Please transcribe the data that follows without the pictures, keeping every word the same.

───── MATERIAL SUPPLIED ─────

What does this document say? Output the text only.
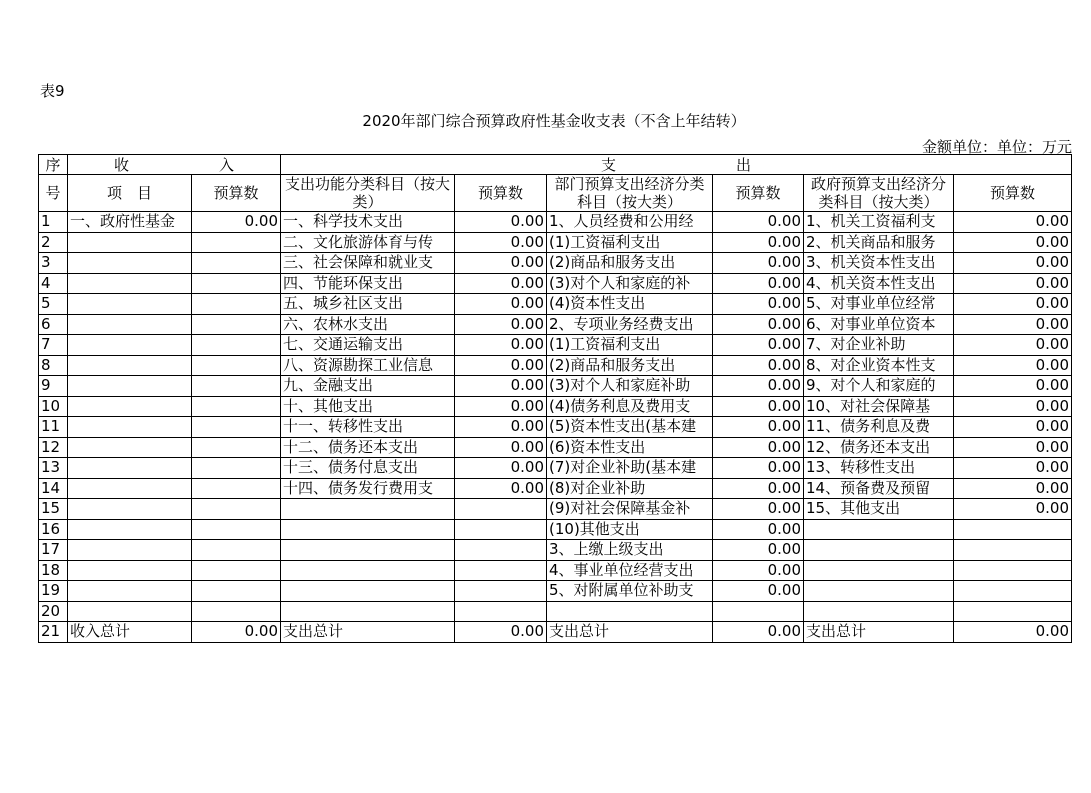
表9
2020年部门综合预算政府性基金收支表（不含上年结转）
金额单位：单位：万元
序	收 入		支 出					
号	项　目	预算数	支出功能分类科目（按大类）	预算数	部门预算支出经济分类科目（按大类）	预算数	政府预算支出经济分类科目（按大类）	预算数
1	一、政府性基金	0.00	一、科学技术支出	0.00	1、人员经费和公用经	0.00	1、机关工资福利支	0.00
2			二、文化旅游体育与传	0.00	(1)工资福利支出	0.00	2、机关商品和服务	0.00
3			三、社会保障和就业支	0.00	(2)商品和服务支出	0.00	3、机关资本性支出	0.00
4			四、节能环保支出	0.00	(3)对个人和家庭的补	0.00	4、机关资本性支出	0.00
5			五、城乡社区支出	0.00	(4)资本性支出	0.00	5、对事业单位经常	0.00
6			六、农林水支出	0.00	2、专项业务经费支出	0.00	6、对事业单位资本	0.00
7			七、交通运输支出	0.00	(1)工资福利支出	0.00	7、对企业补助	0.00
8			八、资源勘探工业信息	0.00	(2)商品和服务支出	0.00	8、对企业资本性支	0.00
9			九、金融支出	0.00	(3)对个人和家庭补助	0.00	9、对个人和家庭的	0.00
10			十、其他支出	0.00	(4)债务利息及费用支	0.00	10、对社会保障基	0.00
11			十一、转移性支出	0.00	(5)资本性支出(基本建	0.00	11、债务利息及费	0.00
12			十二、债务还本支出	0.00	(6)资本性支出	0.00	12、债务还本支出	0.00
13			十三、债务付息支出	0.00	(7)对企业补助(基本建	0.00	13、转移性支出	0.00
14			十四、债务发行费用支	0.00	(8)对企业补助	0.00	14、预备费及预留	0.00
15					(9)对社会保障基金补	0.00	15、其他支出	0.00
16					(10)其他支出	0.00		
17					3、上缴上级支出	0.00		
18					4、事业单位经营支出	0.00		
19					5、对附属单位补助支	0.00		
20								
21	收入总计	0.00	支出总计	0.00	支出总计	0.00	支出总计	0.00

─────

| TASK OUTPUT |
What does this document say? Output the text only.
表9
2020年部门综合预算政府性基金收支表（不含上年结转）
金额单位：单位：万元
序	收 入		支 出					
号	项　目	预算数	支出功能分类科目（按大类）	预算数	部门预算支出经济分类科目（按大类）	预算数	政府预算支出经济分类科目（按大类）	预算数
1	一、政府性基金	0.00	一、科学技术支出	0.00	1、人员经费和公用经	0.00	1、机关工资福利支	0.00
2			二、文化旅游体育与传	0.00	(1)工资福利支出	0.00	2、机关商品和服务	0.00
3			三、社会保障和就业支	0.00	(2)商品和服务支出	0.00	3、机关资本性支出	0.00
4			四、节能环保支出	0.00	(3)对个人和家庭的补	0.00	4、机关资本性支出	0.00
5			五、城乡社区支出	0.00	(4)资本性支出	0.00	5、对事业单位经常	0.00
6			六、农林水支出	0.00	2、专项业务经费支出	0.00	6、对事业单位资本	0.00
7			七、交通运输支出	0.00	(1)工资福利支出	0.00	7、对企业补助	0.00
8			八、资源勘探工业信息	0.00	(2)商品和服务支出	0.00	8、对企业资本性支	0.00
9			九、金融支出	0.00	(3)对个人和家庭补助	0.00	9、对个人和家庭的	0.00
10			十、其他支出	0.00	(4)债务利息及费用支	0.00	10、对社会保障基	0.00
11			十一、转移性支出	0.00	(5)资本性支出(基本建	0.00	11、债务利息及费	0.00
12			十二、债务还本支出	0.00	(6)资本性支出	0.00	12、债务还本支出	0.00
13			十三、债务付息支出	0.00	(7)对企业补助(基本建	0.00	13、转移性支出	0.00
14			十四、债务发行费用支	0.00	(8)对企业补助	0.00	14、预备费及预留	0.00
15					(9)对社会保障基金补	0.00	15、其他支出	0.00
16					(10)其他支出	0.00		
17					3、上缴上级支出	0.00		
18					4、事业单位经营支出	0.00		
19					5、对附属单位补助支	0.00		
20								
21	收入总计	0.00	支出总计	0.00	支出总计	0.00	支出总计	0.00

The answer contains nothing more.